=== Directive ===
Starting at the line that contains "Output the text content of this document.", restate each line word for word through the final line of the data, keeping both ends.

=== Dataset entries ===
[START]

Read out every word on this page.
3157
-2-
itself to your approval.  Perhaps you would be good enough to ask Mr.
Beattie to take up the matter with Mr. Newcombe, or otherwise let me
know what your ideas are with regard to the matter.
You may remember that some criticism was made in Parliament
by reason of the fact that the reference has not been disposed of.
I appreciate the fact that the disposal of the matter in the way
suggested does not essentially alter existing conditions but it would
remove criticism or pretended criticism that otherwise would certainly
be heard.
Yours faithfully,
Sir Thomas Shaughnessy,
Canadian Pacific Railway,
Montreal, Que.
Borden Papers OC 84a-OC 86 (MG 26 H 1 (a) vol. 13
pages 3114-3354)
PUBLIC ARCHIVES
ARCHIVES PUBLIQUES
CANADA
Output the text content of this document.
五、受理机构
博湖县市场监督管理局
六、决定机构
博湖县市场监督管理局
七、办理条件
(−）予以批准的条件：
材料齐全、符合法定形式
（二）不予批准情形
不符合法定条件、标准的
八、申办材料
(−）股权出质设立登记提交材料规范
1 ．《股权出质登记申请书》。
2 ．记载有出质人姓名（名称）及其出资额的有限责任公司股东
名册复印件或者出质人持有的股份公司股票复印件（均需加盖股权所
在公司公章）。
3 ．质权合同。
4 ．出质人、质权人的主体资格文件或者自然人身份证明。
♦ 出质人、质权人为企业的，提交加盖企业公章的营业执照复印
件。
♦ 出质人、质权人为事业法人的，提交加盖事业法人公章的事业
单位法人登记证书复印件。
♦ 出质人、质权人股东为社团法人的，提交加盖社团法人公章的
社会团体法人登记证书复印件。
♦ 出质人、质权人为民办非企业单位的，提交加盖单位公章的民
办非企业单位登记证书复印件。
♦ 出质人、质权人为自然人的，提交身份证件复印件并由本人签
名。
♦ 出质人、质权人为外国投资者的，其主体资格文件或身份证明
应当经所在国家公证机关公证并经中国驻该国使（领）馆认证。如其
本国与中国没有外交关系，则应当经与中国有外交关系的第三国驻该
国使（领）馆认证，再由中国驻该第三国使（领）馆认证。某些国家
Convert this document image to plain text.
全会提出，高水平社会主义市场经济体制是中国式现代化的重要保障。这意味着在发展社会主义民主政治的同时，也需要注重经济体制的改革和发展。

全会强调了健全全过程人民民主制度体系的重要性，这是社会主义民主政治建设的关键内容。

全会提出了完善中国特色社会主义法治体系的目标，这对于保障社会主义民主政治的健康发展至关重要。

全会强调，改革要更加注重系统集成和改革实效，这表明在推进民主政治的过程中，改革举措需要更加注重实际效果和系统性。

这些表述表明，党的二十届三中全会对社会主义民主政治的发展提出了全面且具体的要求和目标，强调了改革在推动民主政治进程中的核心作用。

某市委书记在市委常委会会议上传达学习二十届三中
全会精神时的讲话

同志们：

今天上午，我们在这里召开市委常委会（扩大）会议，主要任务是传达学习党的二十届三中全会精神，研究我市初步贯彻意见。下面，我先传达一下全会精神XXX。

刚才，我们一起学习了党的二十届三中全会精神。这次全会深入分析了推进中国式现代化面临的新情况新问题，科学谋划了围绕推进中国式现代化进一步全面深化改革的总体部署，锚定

[END]

=== The solution ===
Output the text content of this document.
五、受理机构
博湖县市场监督管理局
六、决定机构
博湖县市场监督管理局
七、办理条件
(−）予以批准的条件：
材料齐全、符合法定形式
（二）不予批准情形
不符合法定条件、标准的
八、申办材料
(−）股权出质设立登记提交材料规范
1 ．《股权出质登记申请书》。
2 ．记载有出质人姓名（名称）及其出资额的有限责任公司股东
名册复印件或者出质人持有的股份公司股票复印件（均需加盖股权所
在公司公章）。
3 ．质权合同。
4 ．出质人、质权人的主体资格文件或者自然人身份证明。
♦ 出质人、质权人为企业的，提交加盖企业公章的营业执照复印
件。
♦ 出质人、质权人为事业法人的，提交加盖事业法人公章的事业
单位法人登记证书复印件。
♦ 出质人、质权人股东为社团法人的，提交加盖社团法人公章的
社会团体法人登记证书复印件。
♦ 出质人、质权人为民办非企业单位的，提交加盖单位公章的民
办非企业单位登记证书复印件。
♦ 出质人、质权人为自然人的，提交身份证件复印件并由本人签
名。
♦ 出质人、质权人为外国投资者的，其主体资格文件或身份证明
应当经所在国家公证机关公证并经中国驻该国使（领）馆认证。如其
本国与中国没有外交关系，则应当经与中国有外交关系的第三国驻该
国使（领）馆认证，再由中国驻该第三国使（领）馆认证。某些国家
Convert this document image to plain text.
全会提出，高水平社会主义市场经济体制是中国式现代化的重要保障。这意味着在发展社会主义民主政治的同时，也需要注重经济体制的改革和发展。

全会强调了健全全过程人民民主制度体系的重要性，这是社会主义民主政治建设的关键内容。

全会提出了完善中国特色社会主义法治体系的目标，这对于保障社会主义民主政治的健康发展至关重要。

全会强调，改革要更加注重系统集成和改革实效，这表明在推进民主政治的过程中，改革举措需要更加注重实际效果和系统性。

这些表述表明，党的二十届三中全会对社会主义民主政治的发展提出了全面且具体的要求和目标，强调了改革在推动民主政治进程中的核心作用。

某市委书记在市委常委会会议上传达学习二十届三中
全会精神时的讲话

同志们：

今天上午，我们在这里召开市委常委会（扩大）会议，主要任务是传达学习党的二十届三中全会精神，研究我市初步贯彻意见。下面，我先传达一下全会精神XXX。

刚才，我们一起学习了党的二十届三中全会精神。这次全会深入分析了推进中国式现代化面临的新情况新问题，科学谋划了围绕推进中国式现代化进一步全面深化改革的总体部署，锚定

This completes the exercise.